[Start]
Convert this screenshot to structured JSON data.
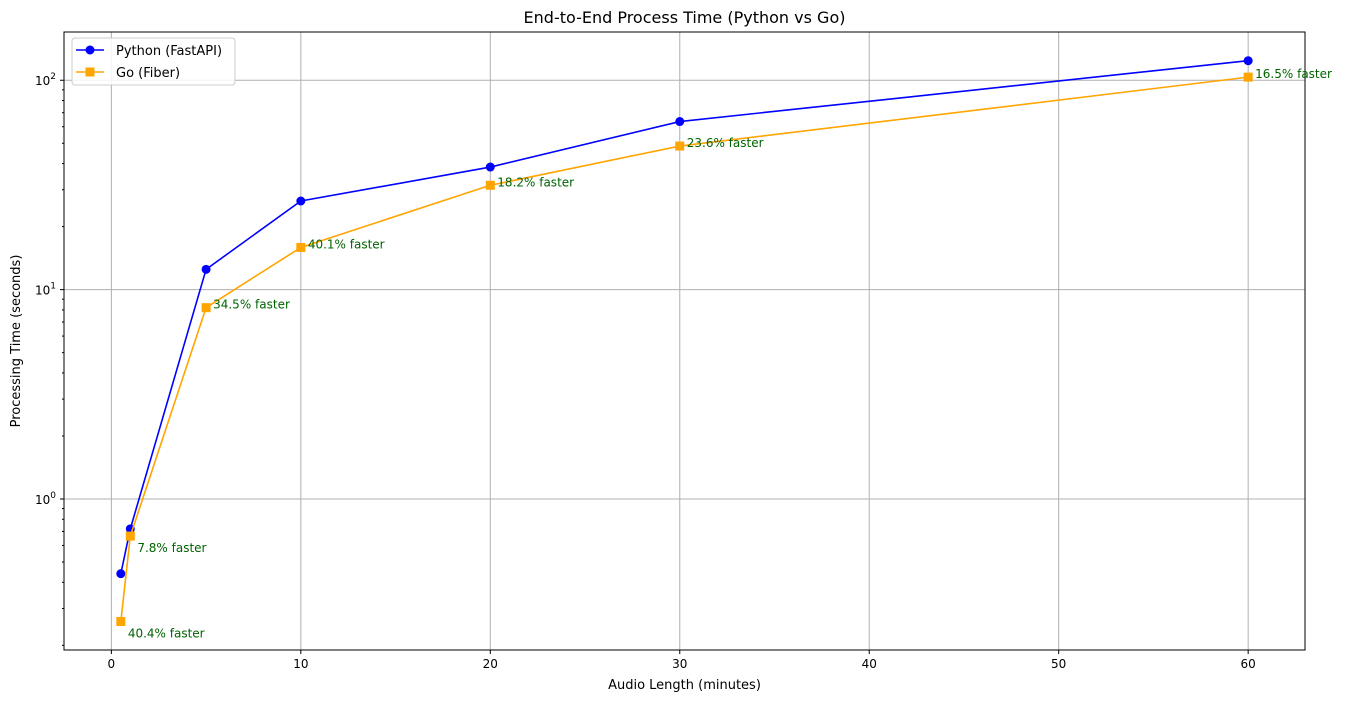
{
  "chart_data": {
    "type": "line",
    "title": "End-to-End Process Time (Python vs Go)",
    "xlabel": "Audio Length (minutes)",
    "ylabel": "Processing Time (seconds)",
    "xlim": [
      -2.5,
      63
    ],
    "ylim": [
      0.19,
      170
    ],
    "yscale": "log",
    "grid": true,
    "legend_position": "top-left",
    "x_ticks": [
      0,
      10,
      20,
      30,
      40,
      50,
      60
    ],
    "x_tick_labels": [
      "0",
      "10",
      "20",
      "30",
      "40",
      "50",
      "60"
    ],
    "y_major_ticks": [
      1,
      10,
      100
    ],
    "y_tick_labels": [
      {
        "base": "10",
        "exp": "0"
      },
      {
        "base": "10",
        "exp": "1"
      },
      {
        "base": "10",
        "exp": "2"
      }
    ],
    "y_minor_ticks": [
      0.2,
      0.3,
      0.4,
      0.5,
      0.6,
      0.7,
      0.8,
      0.9,
      2,
      3,
      4,
      5,
      6,
      7,
      8,
      9,
      20,
      30,
      40,
      50,
      60,
      70,
      80,
      90
    ],
    "x": [
      0.5,
      1,
      5,
      10,
      20,
      30,
      60
    ],
    "series": [
      {
        "name": "Python (FastAPI)",
        "color": "#0000ff",
        "marker": "circle",
        "values": [
          0.44,
          0.72,
          12.5,
          26.5,
          38.5,
          63.5,
          124
        ]
      },
      {
        "name": "Go (Fiber)",
        "color": "#ffa500",
        "marker": "square",
        "values": [
          0.26,
          0.665,
          8.2,
          15.9,
          31.5,
          48.5,
          103.5
        ]
      }
    ],
    "annotations": [
      {
        "text": "40.4% faster",
        "x": 0.5,
        "y": 0.26,
        "offset": "below-right"
      },
      {
        "text": "7.8% faster",
        "x": 1,
        "y": 0.665,
        "offset": "below-right"
      },
      {
        "text": "34.5% faster",
        "x": 5,
        "y": 8.2,
        "offset": "right"
      },
      {
        "text": "40.1% faster",
        "x": 10,
        "y": 15.9,
        "offset": "right"
      },
      {
        "text": "18.2% faster",
        "x": 20,
        "y": 31.5,
        "offset": "right"
      },
      {
        "text": "23.6% faster",
        "x": 30,
        "y": 48.5,
        "offset": "right"
      },
      {
        "text": "16.5% faster",
        "x": 60,
        "y": 103.5,
        "offset": "right"
      }
    ],
    "annotation_color": "#006400"
  }
}
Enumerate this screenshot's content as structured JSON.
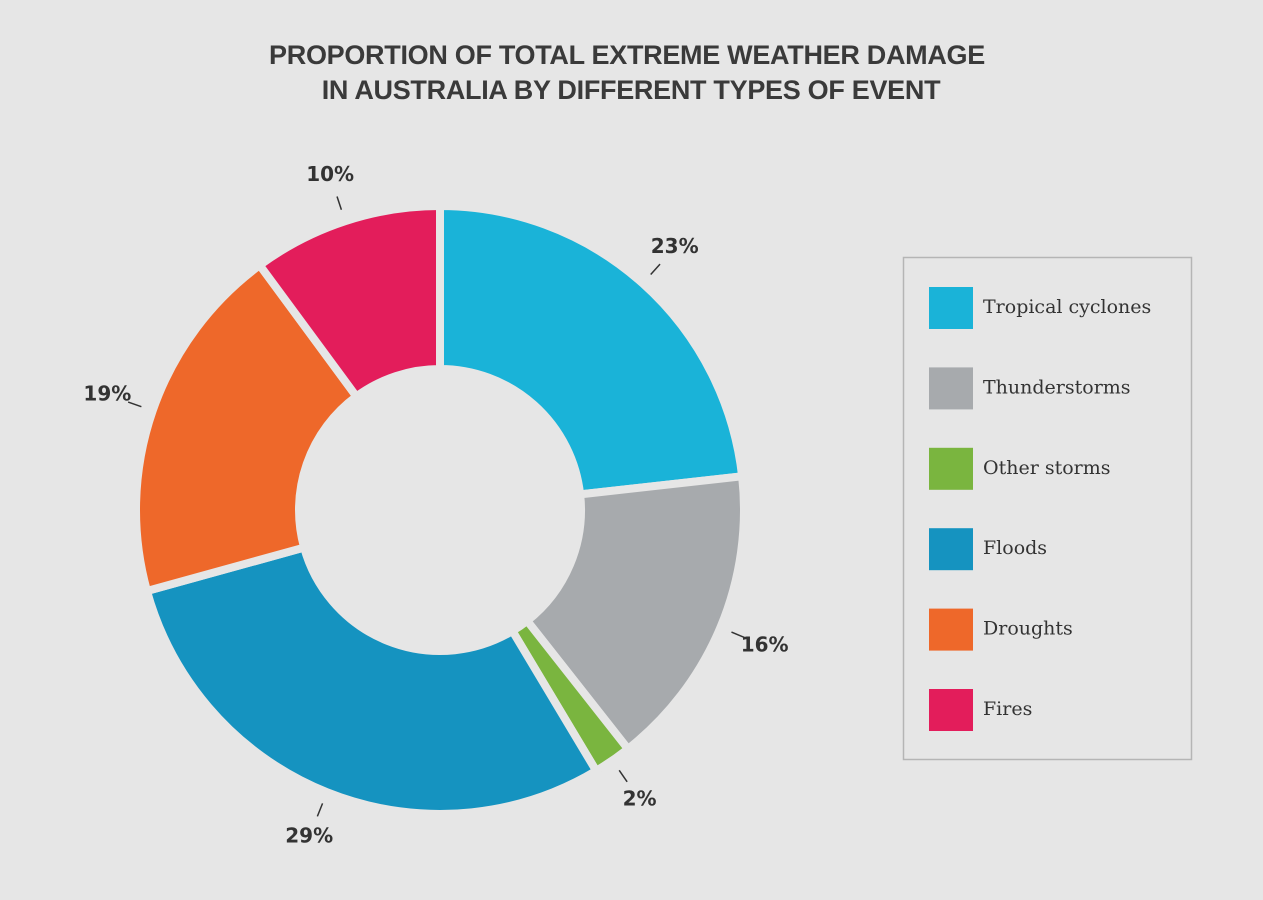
[End]
Reproduce all the entries that precede this task, word for word, minus any pictures.

**Answer to the exercise**
Convert this screenshot to structured JSON data.
{
  "chart_data": {
    "type": "line",
    "title": "End-to-End Process Time (Python vs Go)",
    "xlabel": "Audio Length (minutes)",
    "ylabel": "Processing Time (seconds)",
    "xlim": [
      -2.5,
      63
    ],
    "ylim": [
      0.19,
      170
    ],
    "yscale": "log",
    "grid": true,
    "legend_position": "top-left",
    "x_ticks": [
      0,
      10,
      20,
      30,
      40,
      50,
      60
    ],
    "x_tick_labels": [
      "0",
      "10",
      "20",
      "30",
      "40",
      "50",
      "60"
    ],
    "y_major_ticks": [
      1,
      10,
      100
    ],
    "y_tick_labels": [
      {
        "base": "10",
        "exp": "0"
      },
      {
        "base": "10",
        "exp": "1"
      },
      {
        "base": "10",
        "exp": "2"
      }
    ],
    "y_minor_ticks": [
      0.2,
      0.3,
      0.4,
      0.5,
      0.6,
      0.7,
      0.8,
      0.9,
      2,
      3,
      4,
      5,
      6,
      7,
      8,
      9,
      20,
      30,
      40,
      50,
      60,
      70,
      80,
      90
    ],
    "x": [
      0.5,
      1,
      5,
      10,
      20,
      30,
      60
    ],
    "series": [
      {
        "name": "Python (FastAPI)",
        "color": "#0000ff",
        "marker": "circle",
        "values": [
          0.44,
          0.72,
          12.5,
          26.5,
          38.5,
          63.5,
          124
        ]
      },
      {
        "name": "Go (Fiber)",
        "color": "#ffa500",
        "marker": "square",
        "values": [
          0.26,
          0.665,
          8.2,
          15.9,
          31.5,
          48.5,
          103.5
        ]
      }
    ],
    "annotations": [
      {
        "text": "40.4% faster",
        "x": 0.5,
        "y": 0.26,
        "offset": "below-right"
      },
      {
        "text": "7.8% faster",
        "x": 1,
        "y": 0.665,
        "offset": "below-right"
      },
      {
        "text": "34.5% faster",
        "x": 5,
        "y": 8.2,
        "offset": "right"
      },
      {
        "text": "40.1% faster",
        "x": 10,
        "y": 15.9,
        "offset": "right"
      },
      {
        "text": "18.2% faster",
        "x": 20,
        "y": 31.5,
        "offset": "right"
      },
      {
        "text": "23.6% faster",
        "x": 30,
        "y": 48.5,
        "offset": "right"
      },
      {
        "text": "16.5% faster",
        "x": 60,
        "y": 103.5,
        "offset": "right"
      }
    ],
    "annotation_color": "#006400"
  }
}
Enumerate this screenshot's content as structured JSON.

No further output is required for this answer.